[Data extracted from a collection]
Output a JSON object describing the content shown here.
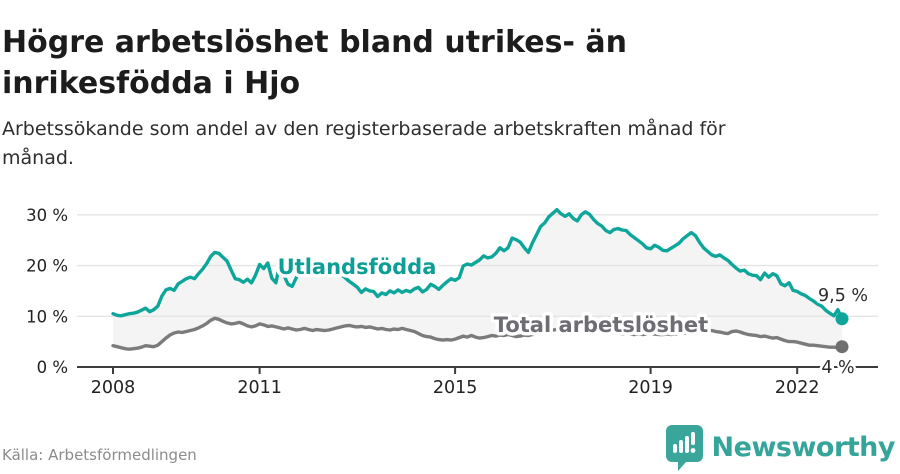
{
  "header": {
    "title": "Högre arbetslöshet bland utrikes- än inrikesfödda i Hjo",
    "subtitle": "Arbetssökande som andel av den registerbaserade arbetskraften månad för månad."
  },
  "footer": {
    "source": "Källa: Arbetsförmedlingen",
    "brand": "Newsworthy",
    "brand_color": "#35a49a"
  },
  "colors": {
    "accent_teal": "#0ea69b",
    "line_gray": "#7b7b7b",
    "label_gray": "#6d6d74",
    "band_fill": "#f4f4f4",
    "grid": "#e3e3e3",
    "axis": "#3c3c3c",
    "tick_text": "#222222",
    "end_label_text": "#2d2d2d"
  },
  "chart_data": {
    "type": "line",
    "unit": "%",
    "x_start_year": 2008,
    "points_per_month": 1,
    "x_tick_labels": [
      "2008",
      "2011",
      "2015",
      "2019",
      "2022"
    ],
    "x_tick_years": [
      2008,
      2011,
      2015,
      2019,
      2022
    ],
    "y_ticks": [
      0,
      10,
      20,
      30
    ],
    "y_tick_labels": [
      "0 %",
      "10 %",
      "20 %",
      "30 %"
    ],
    "ylim": [
      0,
      33
    ],
    "grid": "horizontal",
    "legend_position": "inline-labels",
    "series": [
      {
        "name": "Utlandsfödda",
        "color": "#0ea69b",
        "end_label": "9,5 %",
        "last_value": 9.5,
        "values": [
          10.5,
          10.2,
          10.1,
          10.3,
          10.5,
          10.6,
          10.8,
          11.2,
          11.6,
          10.9,
          11.3,
          12.0,
          14.0,
          15.2,
          15.5,
          15.1,
          16.4,
          16.9,
          17.4,
          17.7,
          17.4,
          18.4,
          19.3,
          20.4,
          21.8,
          22.6,
          22.4,
          21.6,
          20.9,
          19.1,
          17.4,
          17.2,
          16.7,
          17.3,
          16.6,
          18.1,
          20.2,
          19.4,
          20.5,
          17.5,
          16.6,
          20.7,
          18.0,
          16.3,
          15.9,
          17.6,
          19.2,
          20.6,
          21.2,
          20.3,
          20.9,
          19.4,
          18.4,
          20.7,
          20.9,
          19.0,
          18.2,
          17.6,
          16.9,
          16.3,
          15.7,
          14.7,
          15.4,
          15.0,
          14.9,
          13.9,
          14.6,
          14.3,
          15.0,
          14.6,
          15.2,
          14.7,
          15.1,
          14.8,
          15.4,
          15.7,
          14.8,
          15.3,
          16.3,
          15.9,
          15.3,
          16.1,
          16.8,
          17.4,
          17.1,
          17.6,
          19.9,
          20.3,
          20.1,
          20.6,
          21.1,
          21.9,
          21.5,
          21.7,
          22.4,
          23.5,
          22.9,
          23.5,
          25.4,
          25.1,
          24.6,
          23.5,
          22.6,
          24.5,
          26.1,
          27.7,
          28.4,
          29.6,
          30.3,
          31.0,
          30.2,
          29.7,
          30.2,
          29.3,
          28.8,
          30.0,
          30.6,
          30.1,
          29.1,
          28.3,
          27.8,
          26.9,
          26.5,
          27.1,
          27.3,
          27.0,
          26.9,
          26.1,
          25.5,
          24.9,
          24.3,
          23.5,
          23.3,
          24.0,
          23.6,
          23.0,
          22.9,
          23.4,
          23.9,
          24.4,
          25.3,
          25.9,
          26.5,
          25.9,
          24.6,
          23.5,
          22.8,
          22.1,
          21.8,
          22.1,
          21.5,
          21.0,
          20.2,
          19.5,
          18.9,
          19.1,
          18.4,
          18.1,
          18.0,
          17.2,
          18.5,
          17.7,
          18.4,
          18.0,
          16.4,
          16.0,
          16.6,
          15.1,
          14.9,
          14.4,
          14.1,
          13.5,
          13.0,
          12.4,
          12.0,
          11.2,
          10.6,
          10.1,
          11.3,
          9.5
        ]
      },
      {
        "name": "Total arbetslöshet",
        "color": "#7b7b7b",
        "end_label": "4 %",
        "last_value": 4.0,
        "values": [
          4.2,
          4.0,
          3.8,
          3.6,
          3.5,
          3.6,
          3.7,
          3.9,
          4.2,
          4.1,
          4.0,
          4.3,
          5.0,
          5.7,
          6.3,
          6.7,
          6.9,
          6.8,
          7.0,
          7.2,
          7.4,
          7.7,
          8.1,
          8.6,
          9.2,
          9.6,
          9.4,
          9.0,
          8.7,
          8.5,
          8.6,
          8.8,
          8.5,
          8.1,
          7.9,
          8.1,
          8.5,
          8.3,
          8.0,
          8.1,
          7.9,
          7.7,
          7.5,
          7.7,
          7.5,
          7.3,
          7.4,
          7.6,
          7.4,
          7.2,
          7.4,
          7.3,
          7.2,
          7.3,
          7.5,
          7.7,
          7.9,
          8.1,
          8.2,
          8.0,
          7.9,
          8.0,
          7.8,
          7.9,
          7.7,
          7.5,
          7.6,
          7.4,
          7.3,
          7.5,
          7.4,
          7.6,
          7.4,
          7.2,
          7.0,
          6.6,
          6.2,
          6.0,
          5.9,
          5.6,
          5.4,
          5.3,
          5.4,
          5.3,
          5.5,
          5.8,
          6.1,
          5.9,
          6.2,
          5.9,
          5.7,
          5.8,
          6.0,
          6.2,
          6.1,
          6.3,
          6.2,
          6.4,
          6.2,
          6.0,
          6.1,
          6.3,
          6.2,
          6.4,
          6.6,
          6.8,
          7.0,
          7.2,
          7.3,
          7.4,
          7.2,
          7.3,
          7.1,
          7.0,
          7.1,
          7.2,
          7.0,
          6.9,
          7.0,
          7.0,
          6.9,
          6.8,
          6.7,
          6.8,
          6.6,
          6.5,
          6.6,
          6.5,
          6.4,
          6.5,
          6.4,
          6.5,
          6.6,
          6.5,
          6.4,
          6.4,
          6.5,
          6.4,
          6.5,
          6.6,
          6.6,
          6.7,
          6.7,
          6.9,
          7.1,
          7.3,
          7.3,
          7.2,
          7.0,
          6.9,
          6.7,
          6.6,
          7.0,
          7.1,
          6.9,
          6.6,
          6.4,
          6.3,
          6.2,
          6.0,
          6.1,
          5.9,
          5.7,
          5.8,
          5.5,
          5.2,
          5.0,
          5.0,
          4.9,
          4.7,
          4.5,
          4.3,
          4.3,
          4.2,
          4.1,
          4.0,
          3.9,
          3.9,
          3.8,
          4.0
        ]
      }
    ]
  }
}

• [THE EXERCISE]:
Supply the count of lines in the entries that contain the word "arbetslöshet", and nothing besides.

• [EXERCISE SOLUTION]:
2